Look through the material below for "покрытия". Copy every line that contains it.

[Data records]

----

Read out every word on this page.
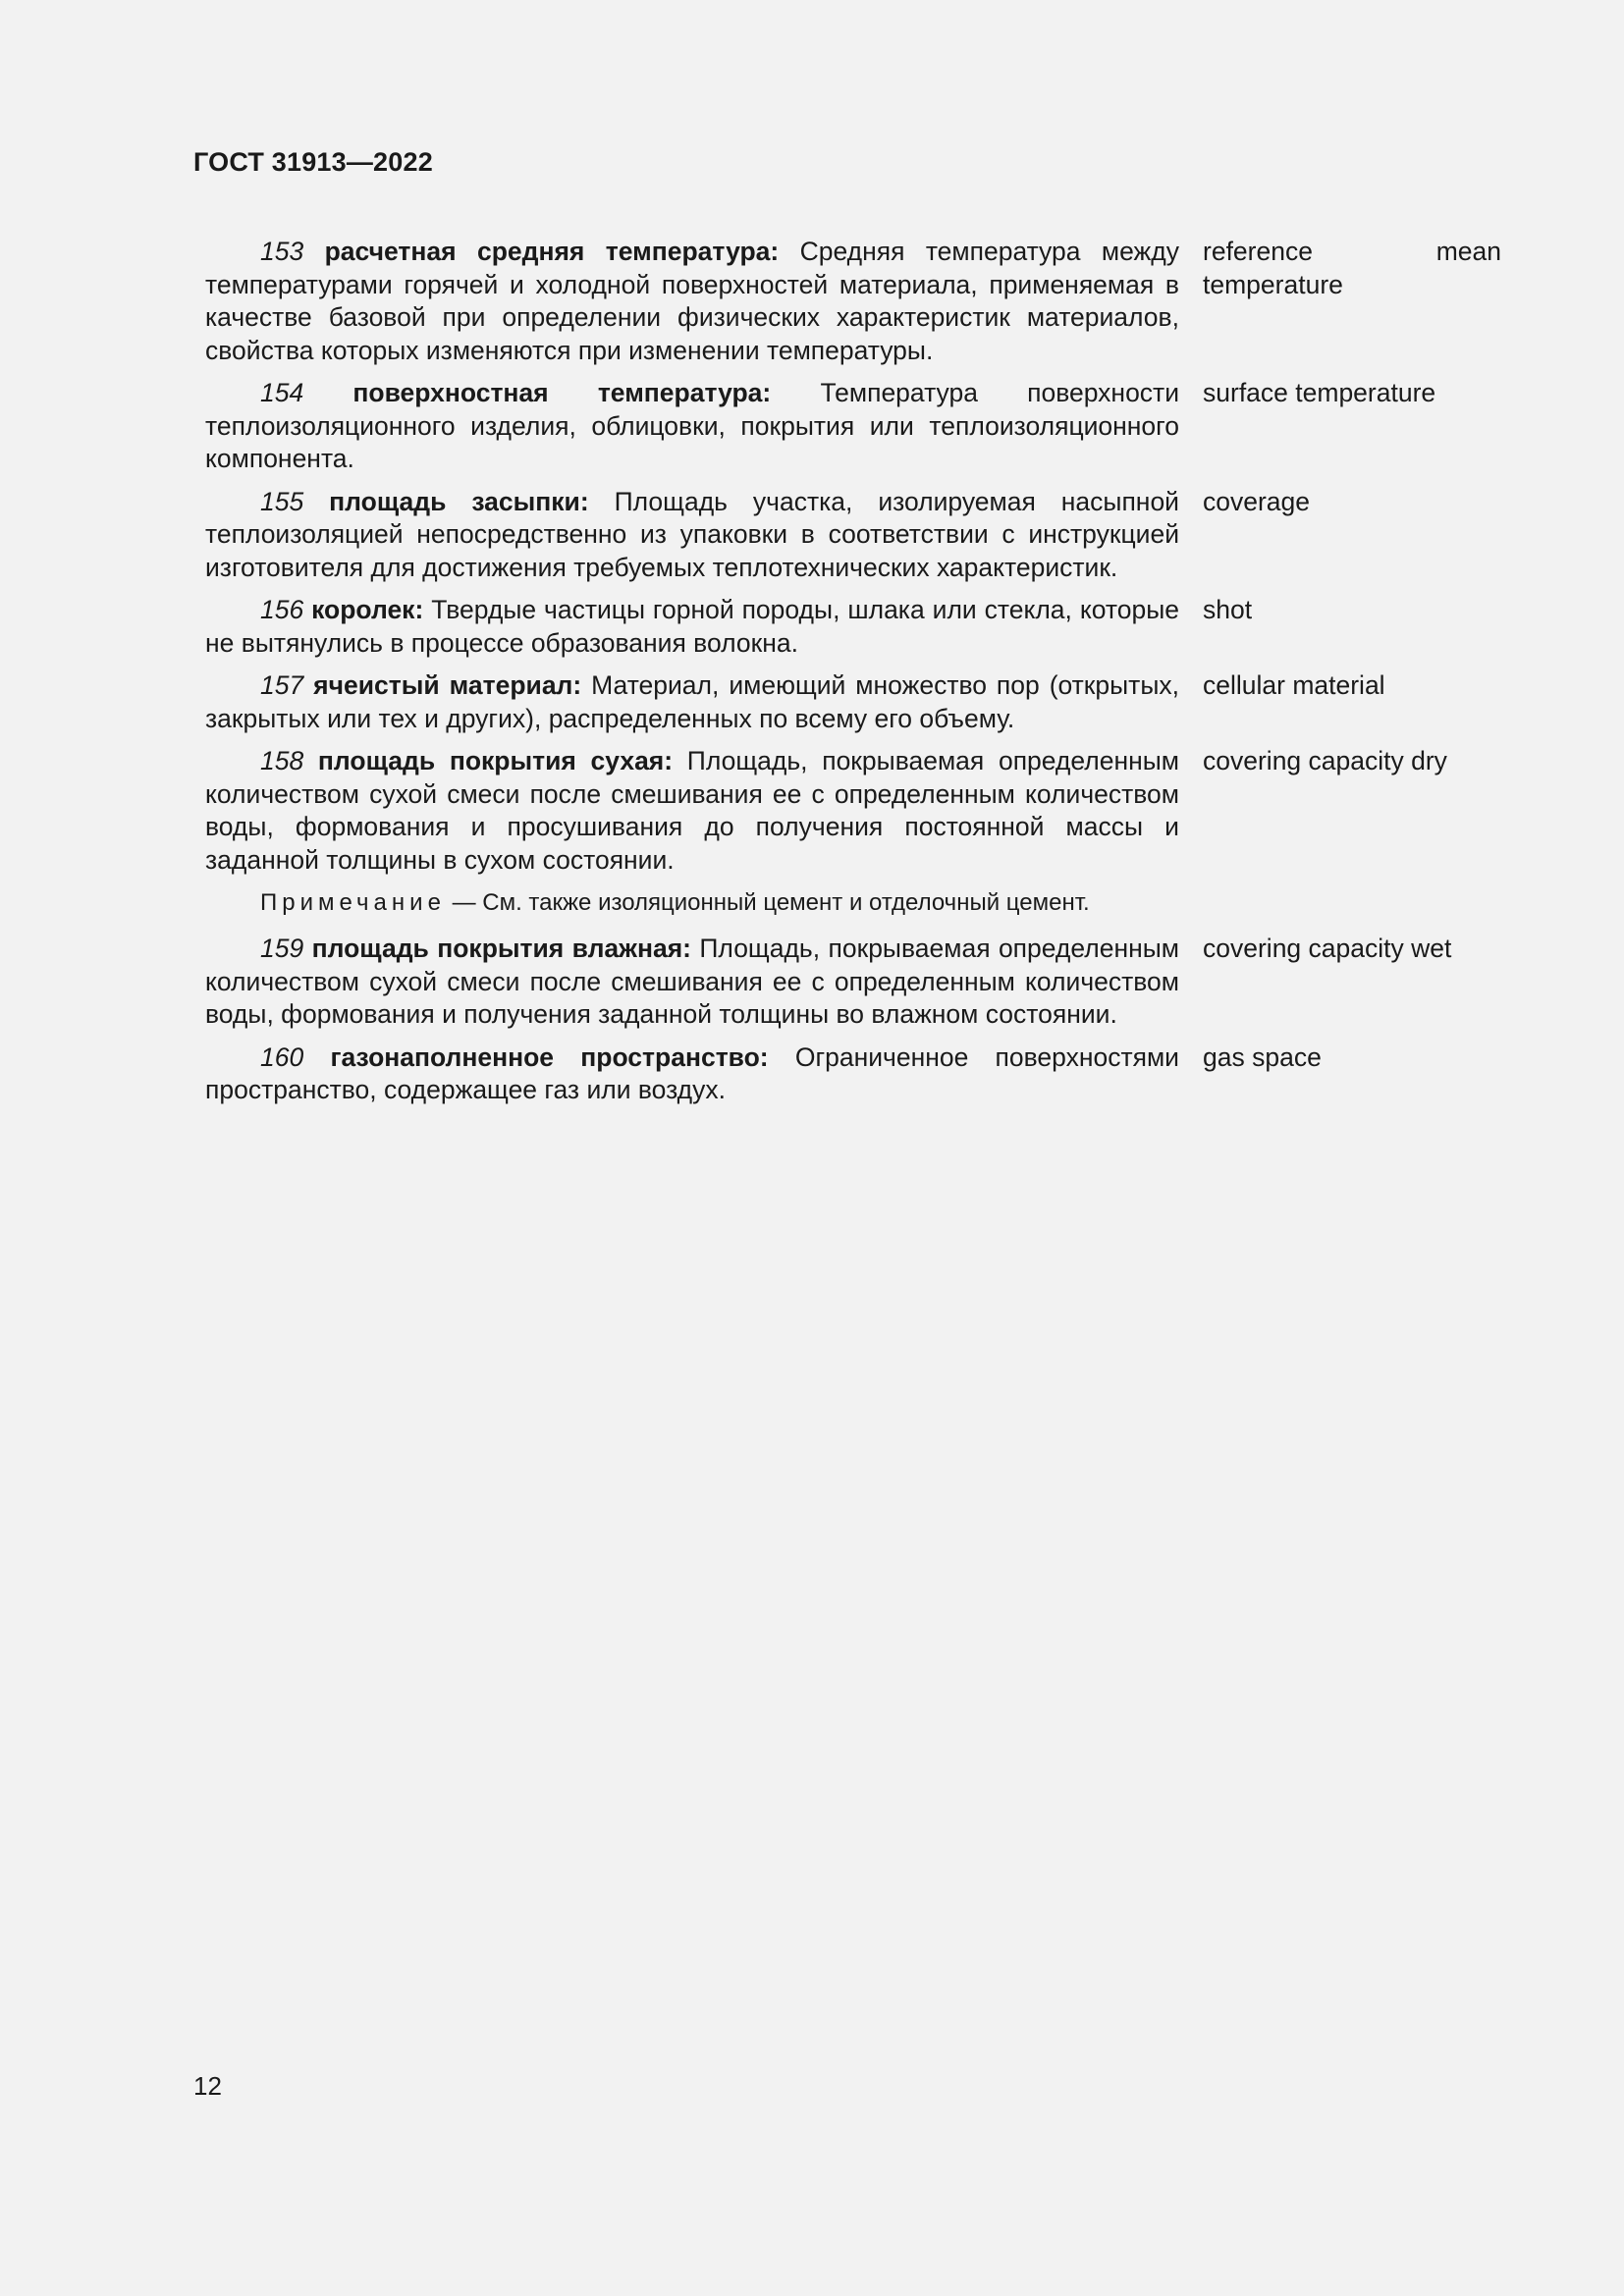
ГОСТ 31913—2022
153 расчетная средняя температура: Средняя температура между температурами горячей и холодной поверхностей материала, применяемая в качестве базовой при определении физических характеристик материалов, свойства которых изменяются при изменении температуры.
reference mean temperature
154 поверхностная температура: Температура поверхности теплоизоляционного изделия, облицовки, покрытия или теплоизоляционного компонента.
surface temperature
155 площадь засыпки: Площадь участка, изолируемая насыпной теплоизоляцией непосредственно из упаковки в соответствии с инструкцией изготовителя для достижения требуемых теплотехнических характеристик.
coverage
156 королек: Твердые частицы горной породы, шлака или стекла, которые не вытянулись в процессе образования волокна.
shot
157 ячеистый материал: Материал, имеющий множество пор (открытых, закрытых или тех и других), распределенных по всему его объему.
cellular material
158 площадь покрытия сухая: Площадь, покрываемая определенным количеством сухой смеси после смешивания ее с определенным количеством воды, формования и просушивания до получения постоянной массы и заданной толщины в сухом состоянии.
covering capacity dry
Примечание — См. также изоляционный цемент и отделочный цемент.
159 площадь покрытия влажная: Площадь, покрываемая определенным количеством сухой смеси после смешивания ее с определенным количеством воды, формования и получения заданной толщины во влажном состоянии.
covering capacity wet
160 газонаполненное пространство: Ограниченное поверхностями пространство, содержащее газ или воздух.
gas space
12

----

## Problem solution
154 поверхностная температура: Температура поверхности теплоизоляционного изделия, облицовки, покрытия или теплоизоляционного компонента.
158 площадь покрытия сухая: Площадь, покрываемая определенным количеством сухой смеси после смешивания ее с определенным количеством воды, формования и просушивания до получения постоянной массы и заданной толщины в сухом состоянии.
159 площадь покрытия влажная: Площадь, покрываемая определенным количеством сухой смеси после смешивания ее с определенным количеством воды, формования и получения заданной толщины во влажном состоянии.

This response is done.